Instructions for the task
Copy each of the rows below word for word, leaving out the pictures.

The input
* * *
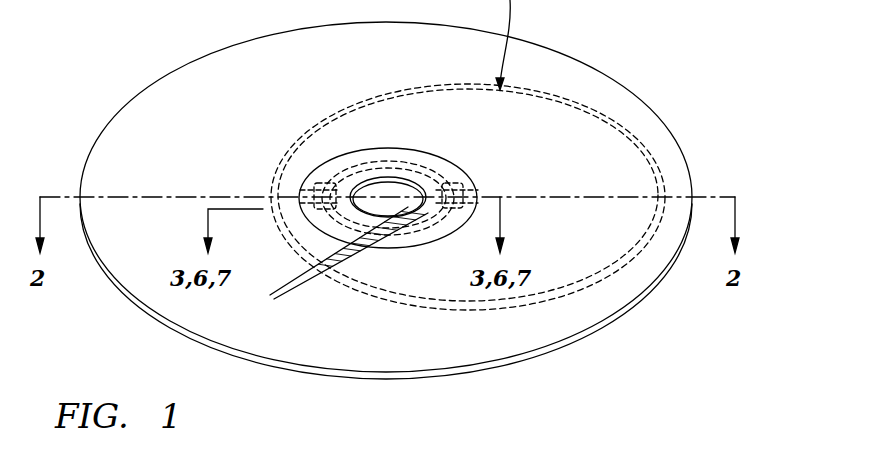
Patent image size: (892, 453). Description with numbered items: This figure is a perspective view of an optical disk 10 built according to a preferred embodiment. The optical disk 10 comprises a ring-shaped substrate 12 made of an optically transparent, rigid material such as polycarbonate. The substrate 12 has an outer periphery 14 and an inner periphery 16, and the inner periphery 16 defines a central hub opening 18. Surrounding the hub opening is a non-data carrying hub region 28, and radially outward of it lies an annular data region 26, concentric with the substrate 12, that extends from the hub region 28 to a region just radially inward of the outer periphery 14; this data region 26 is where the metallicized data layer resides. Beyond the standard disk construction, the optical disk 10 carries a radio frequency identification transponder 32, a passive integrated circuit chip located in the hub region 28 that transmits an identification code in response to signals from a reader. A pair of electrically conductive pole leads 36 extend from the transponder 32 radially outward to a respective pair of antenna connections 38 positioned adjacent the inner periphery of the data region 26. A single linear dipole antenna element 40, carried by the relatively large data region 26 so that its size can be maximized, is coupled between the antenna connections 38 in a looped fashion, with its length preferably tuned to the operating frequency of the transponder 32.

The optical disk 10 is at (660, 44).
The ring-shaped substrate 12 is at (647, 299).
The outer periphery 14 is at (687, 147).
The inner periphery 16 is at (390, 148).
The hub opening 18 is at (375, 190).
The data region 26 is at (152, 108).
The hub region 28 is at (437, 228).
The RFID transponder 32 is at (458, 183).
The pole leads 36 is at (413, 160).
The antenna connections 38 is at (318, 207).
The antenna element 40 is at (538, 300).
* * *
Answer for the task
Patent image size: (892, 453). Description with numbered items: This figure is a perspective view of an optical disk 10 built according to a preferred embodiment. The optical disk 10 comprises a ring-shaped substrate 12 made of an optically transparent, rigid material such as polycarbonate. The substrate 12 has an outer periphery 14 and an inner periphery 16, and the inner periphery 16 defines a central hub opening 18. Surrounding the hub opening is a non-data carrying hub region 28, and radially outward of it lies an annular data region 26, concentric with the substrate 12, that extends from the hub region 28 to a region just radially inward of the outer periphery 14; this data region 26 is where the metallicized data layer resides. Beyond the standard disk construction, the optical disk 10 carries a radio frequency identification transponder 32, a passive integrated circuit chip located in the hub region 28 that transmits an identification code in response to signals from a reader. A pair of electrically conductive pole leads 36 extend from the transponder 32 radially outward to a respective pair of antenna connections 38 positioned adjacent the inner periphery of the data region 26. A single linear dipole antenna element 40, carried by the relatively large data region 26 so that its size can be maximized, is coupled between the antenna connections 38 in a looped fashion, with its length preferably tuned to the operating frequency of the transponder 32.

The optical disk 10 is at (660, 44).
The ring-shaped substrate 12 is at (647, 299).
The outer periphery 14 is at (687, 147).
The inner periphery 16 is at (390, 148).
The hub opening 18 is at (375, 190).
The data region 26 is at (152, 108).
The hub region 28 is at (437, 228).
The RFID transponder 32 is at (458, 183).
The pole leads 36 is at (413, 160).
The antenna connections 38 is at (318, 207).
The antenna element 40 is at (538, 300).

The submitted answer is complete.